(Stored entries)
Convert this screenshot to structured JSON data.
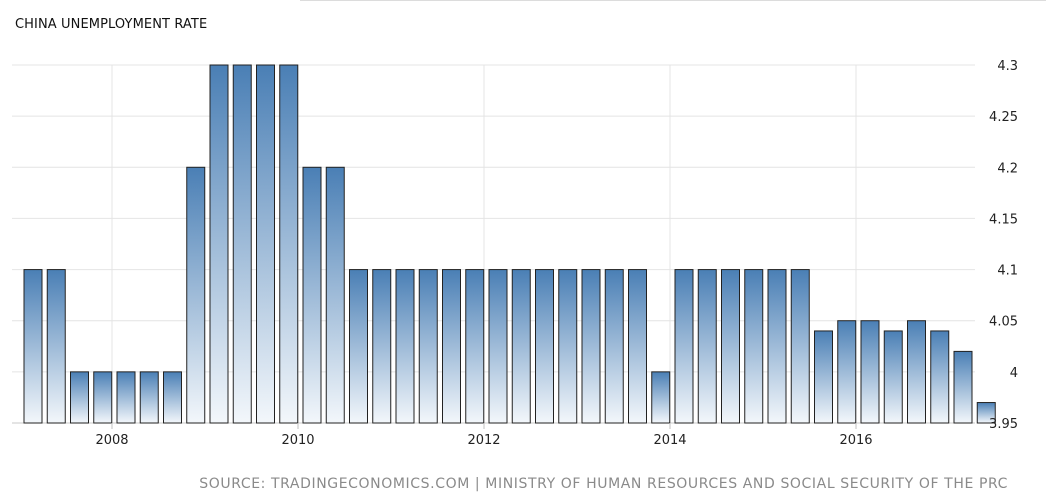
{
  "chart_data": {
    "type": "bar",
    "title": "CHINA UNEMPLOYMENT RATE",
    "xlabel": "",
    "ylabel": "",
    "series": [
      {
        "values": [
          4.1,
          4.1,
          4.0,
          4.0,
          4.0,
          4.0,
          4.0,
          4.2,
          4.3,
          4.3,
          4.3,
          4.3,
          4.2,
          4.2,
          4.1,
          4.1,
          4.1,
          4.1,
          4.1,
          4.1,
          4.1,
          4.1,
          4.1,
          4.1,
          4.1,
          4.1,
          4.1,
          4.0,
          4.1,
          4.1,
          4.1,
          4.1,
          4.1,
          4.1,
          4.04,
          4.05,
          4.05,
          4.04,
          4.05,
          4.04,
          4.02,
          3.97
        ]
      }
    ],
    "x_ticks": [
      "2008",
      "2010",
      "2012",
      "2014",
      "2016"
    ],
    "y_ticks": [
      "3.95",
      "4",
      "4.05",
      "4.1",
      "4.15",
      "4.2",
      "4.25",
      "4.3"
    ],
    "ylim": [
      3.95,
      4.3
    ],
    "grid": true,
    "y_axis_side": "right",
    "bar_color_top": "#4a7fb5",
    "bar_color_bottom": "#f3f7fb",
    "bar_stroke": "#222222"
  },
  "source": "SOURCE: TRADINGECONOMICS.COM | MINISTRY OF HUMAN RESOURCES AND SOCIAL SECURITY OF THE PRC"
}
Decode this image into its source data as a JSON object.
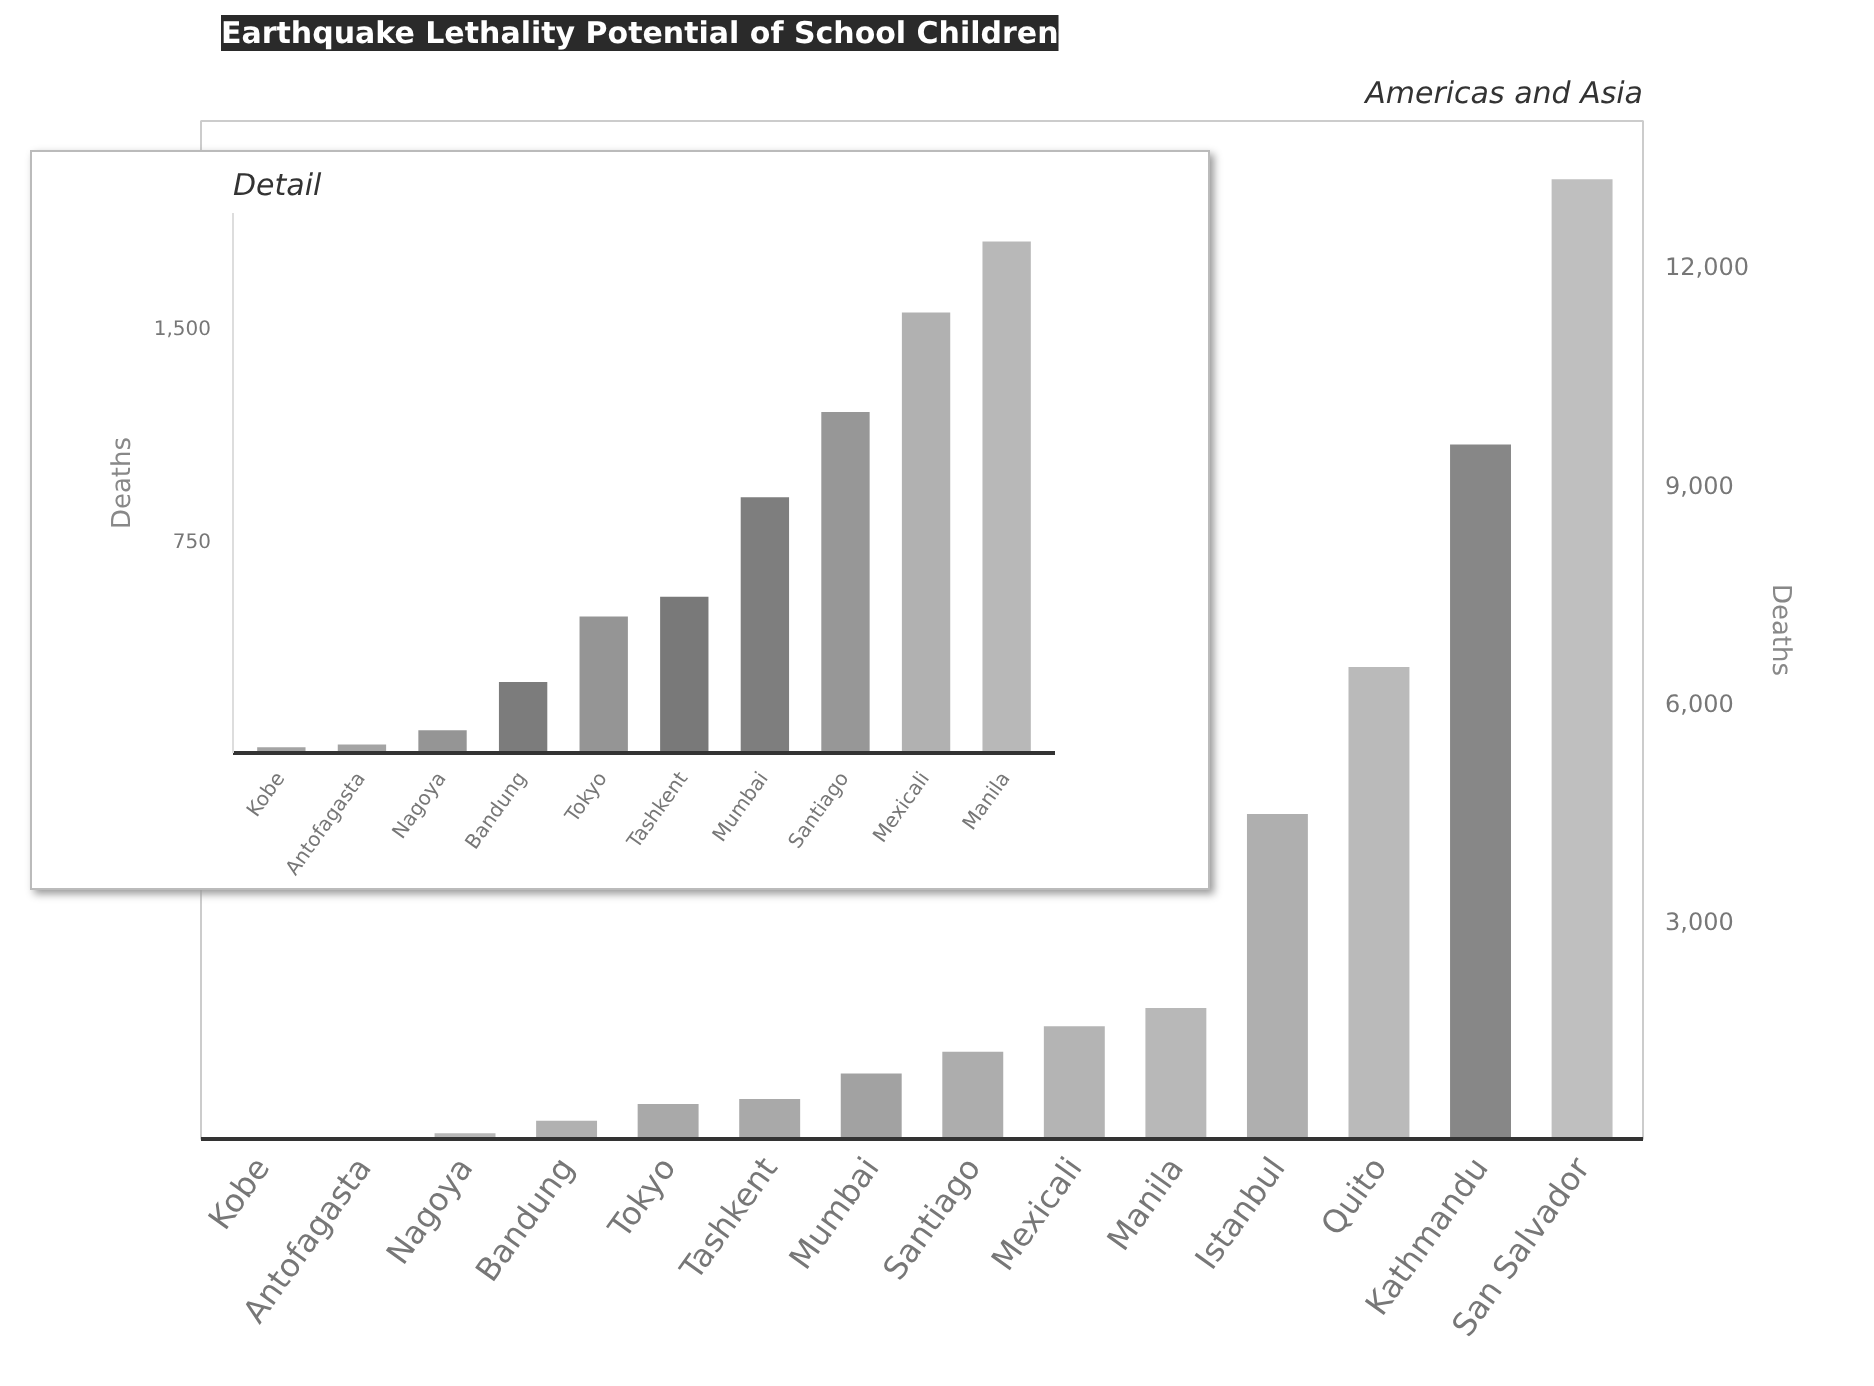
{
  "chart_data": [
    {
      "type": "bar",
      "title": "Earthquake Lethality Potential of School Children",
      "subtitle": "Americas and Asia",
      "ylabel": "Deaths",
      "categories": [
        "Kobe",
        "Antofagasta",
        "Nagoya",
        "Bandung",
        "Tokyo",
        "Tashkent",
        "Mumbai",
        "Santiago",
        "Mexicali",
        "Manila",
        "Istanbul",
        "Quito",
        "Kathmandu",
        "San Salvador"
      ],
      "values": [
        null,
        null,
        80,
        250,
        480,
        550,
        900,
        1200,
        1550,
        1800,
        4470,
        6490,
        9550,
        13200
      ],
      "colors": [
        "#b4b4b4",
        "#b4b4b4",
        "#b0b0b0",
        "#a8a8a8",
        "#a0a0a0",
        "#a0a0a0",
        "#989898",
        "#a4a4a4",
        "#acacac",
        "#b0b0b0",
        "#a6a6a6",
        "#b2b2b2",
        "#7a7a7a",
        "#b8b8b8"
      ],
      "ylim": [
        0,
        14000
      ],
      "yticks": [
        {
          "value": 3000,
          "label": "3,000"
        },
        {
          "value": 6000,
          "label": "6,000"
        },
        {
          "value": 9000,
          "label": "9,000"
        },
        {
          "value": 12000,
          "label": "12,000"
        }
      ]
    },
    {
      "type": "bar",
      "title": "Detail",
      "ylabel": "Deaths",
      "categories": [
        "Kobe",
        "Antofagasta",
        "Nagoya",
        "Bandung",
        "Tokyo",
        "Tashkent",
        "Mumbai",
        "Santiago",
        "Mexicali",
        "Manila"
      ],
      "values": [
        20,
        30,
        80,
        250,
        480,
        550,
        900,
        1200,
        1550,
        1800
      ],
      "colors": [
        "#9a9a9a",
        "#9a9a9a",
        "#8a8a8a",
        "#6e6e6e",
        "#8a8a8a",
        "#6a6a6a",
        "#707070",
        "#8c8c8c",
        "#a8a8a8",
        "#b0b0b0"
      ],
      "ylim": [
        0,
        1900
      ],
      "yticks": [
        {
          "value": 750,
          "label": "750"
        },
        {
          "value": 1500,
          "label": "1,500"
        }
      ]
    }
  ]
}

## Written task
Reproduce the whole listing word for word, setting aside any pictures.

## Expected answer
Convert this screenshot to structured JSON data.
{
  "chart_data": {
    "type": "bar",
    "title": "CHINA UNEMPLOYMENT RATE",
    "xlabel": "",
    "ylabel": "",
    "series": [
      {
        "values": [
          4.1,
          4.1,
          4.0,
          4.0,
          4.0,
          4.0,
          4.0,
          4.2,
          4.3,
          4.3,
          4.3,
          4.3,
          4.2,
          4.2,
          4.1,
          4.1,
          4.1,
          4.1,
          4.1,
          4.1,
          4.1,
          4.1,
          4.1,
          4.1,
          4.1,
          4.1,
          4.1,
          4.0,
          4.1,
          4.1,
          4.1,
          4.1,
          4.1,
          4.1,
          4.04,
          4.05,
          4.05,
          4.04,
          4.05,
          4.04,
          4.02,
          3.97
        ]
      }
    ],
    "x_ticks": [
      "2008",
      "2010",
      "2012",
      "2014",
      "2016"
    ],
    "y_ticks": [
      "3.95",
      "4",
      "4.05",
      "4.1",
      "4.15",
      "4.2",
      "4.25",
      "4.3"
    ],
    "ylim": [
      3.95,
      4.3
    ],
    "grid": true,
    "y_axis_side": "right",
    "bar_color_top": "#4a7fb5",
    "bar_color_bottom": "#f3f7fb",
    "bar_stroke": "#222222"
  },
  "source": "SOURCE: TRADINGECONOMICS.COM | MINISTRY OF HUMAN RESOURCES AND SOCIAL SECURITY OF THE PRC"
}
Decode this image into its source data as a JSON object.
{
  "chart_data": [
    {
      "type": "bar",
      "title": "Earthquake Lethality Potential of School Children",
      "subtitle": "Americas and Asia",
      "ylabel": "Deaths",
      "categories": [
        "Kobe",
        "Antofagasta",
        "Nagoya",
        "Bandung",
        "Tokyo",
        "Tashkent",
        "Mumbai",
        "Santiago",
        "Mexicali",
        "Manila",
        "Istanbul",
        "Quito",
        "Kathmandu",
        "San Salvador"
      ],
      "values": [
        null,
        null,
        80,
        250,
        480,
        550,
        900,
        1200,
        1550,
        1800,
        4470,
        6490,
        9550,
        13200
      ],
      "colors": [
        "#b4b4b4",
        "#b4b4b4",
        "#b0b0b0",
        "#a8a8a8",
        "#a0a0a0",
        "#a0a0a0",
        "#989898",
        "#a4a4a4",
        "#acacac",
        "#b0b0b0",
        "#a6a6a6",
        "#b2b2b2",
        "#7a7a7a",
        "#b8b8b8"
      ],
      "ylim": [
        0,
        14000
      ],
      "yticks": [
        {
          "value": 3000,
          "label": "3,000"
        },
        {
          "value": 6000,
          "label": "6,000"
        },
        {
          "value": 9000,
          "label": "9,000"
        },
        {
          "value": 12000,
          "label": "12,000"
        }
      ]
    },
    {
      "type": "bar",
      "title": "Detail",
      "ylabel": "Deaths",
      "categories": [
        "Kobe",
        "Antofagasta",
        "Nagoya",
        "Bandung",
        "Tokyo",
        "Tashkent",
        "Mumbai",
        "Santiago",
        "Mexicali",
        "Manila"
      ],
      "values": [
        20,
        30,
        80,
        250,
        480,
        550,
        900,
        1200,
        1550,
        1800
      ],
      "colors": [
        "#9a9a9a",
        "#9a9a9a",
        "#8a8a8a",
        "#6e6e6e",
        "#8a8a8a",
        "#6a6a6a",
        "#707070",
        "#8c8c8c",
        "#a8a8a8",
        "#b0b0b0"
      ],
      "ylim": [
        0,
        1900
      ],
      "yticks": [
        {
          "value": 750,
          "label": "750"
        },
        {
          "value": 1500,
          "label": "1,500"
        }
      ]
    }
  ]
}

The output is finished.